• **Stated task**
Within the records below, find each line that holds the string "contagem", then copy it.

• **Data records**

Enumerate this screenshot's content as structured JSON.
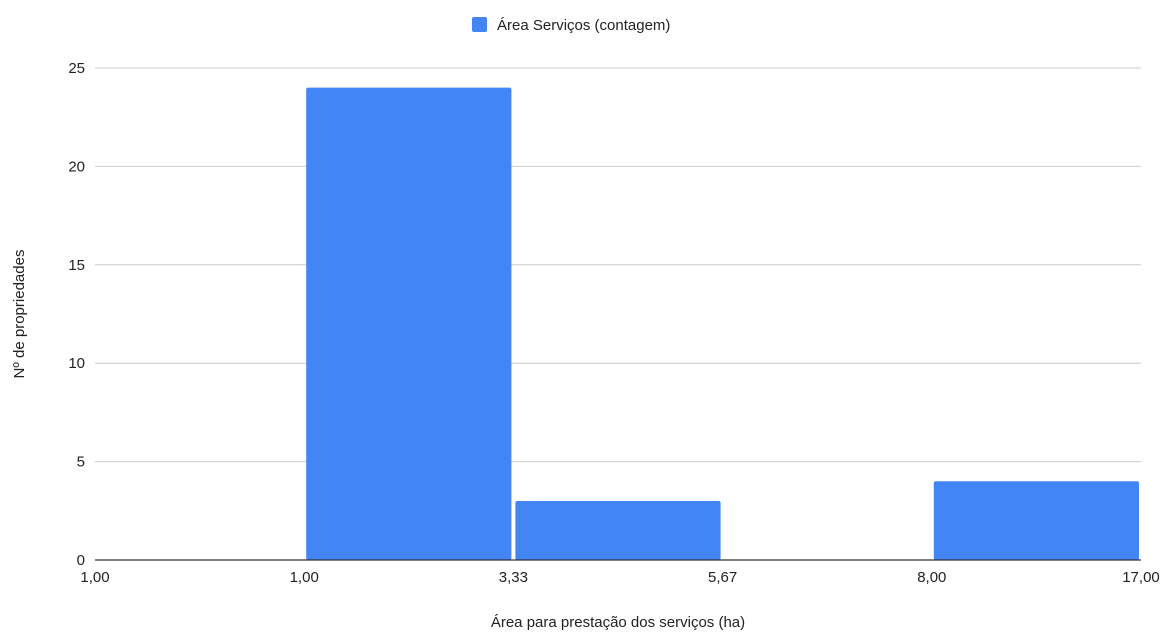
{
  "chart_data": {
    "type": "bar",
    "title": "",
    "legend": {
      "position": "top",
      "entries": [
        "Área Serviços (contagem)"
      ]
    },
    "series": [
      {
        "name": "Área Serviços (contagem)",
        "color": "#4285f4",
        "bins": [
          {
            "start_label": "1,00",
            "end_label": "1,00",
            "value": 0
          },
          {
            "start_label": "1,00",
            "end_label": "3,33",
            "value": 24
          },
          {
            "start_label": "3,33",
            "end_label": "5,67",
            "value": 3
          },
          {
            "start_label": "5,67",
            "end_label": "8,00",
            "value": 0
          },
          {
            "start_label": "8,00",
            "end_label": "17,00",
            "value": 4
          }
        ]
      }
    ],
    "x_tick_labels": [
      "1,00",
      "1,00",
      "3,33",
      "5,67",
      "8,00",
      "17,00"
    ],
    "y_ticks": [
      "0",
      "5",
      "10",
      "15",
      "20",
      "25"
    ],
    "ylim": [
      0,
      25
    ],
    "xlabel": "Área para prestação dos serviços (ha)",
    "ylabel": "Nº de propriedades",
    "grid": true
  }
}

• **Solution**
        "Área Serviços (contagem)"
        "name": "Área Serviços (contagem)",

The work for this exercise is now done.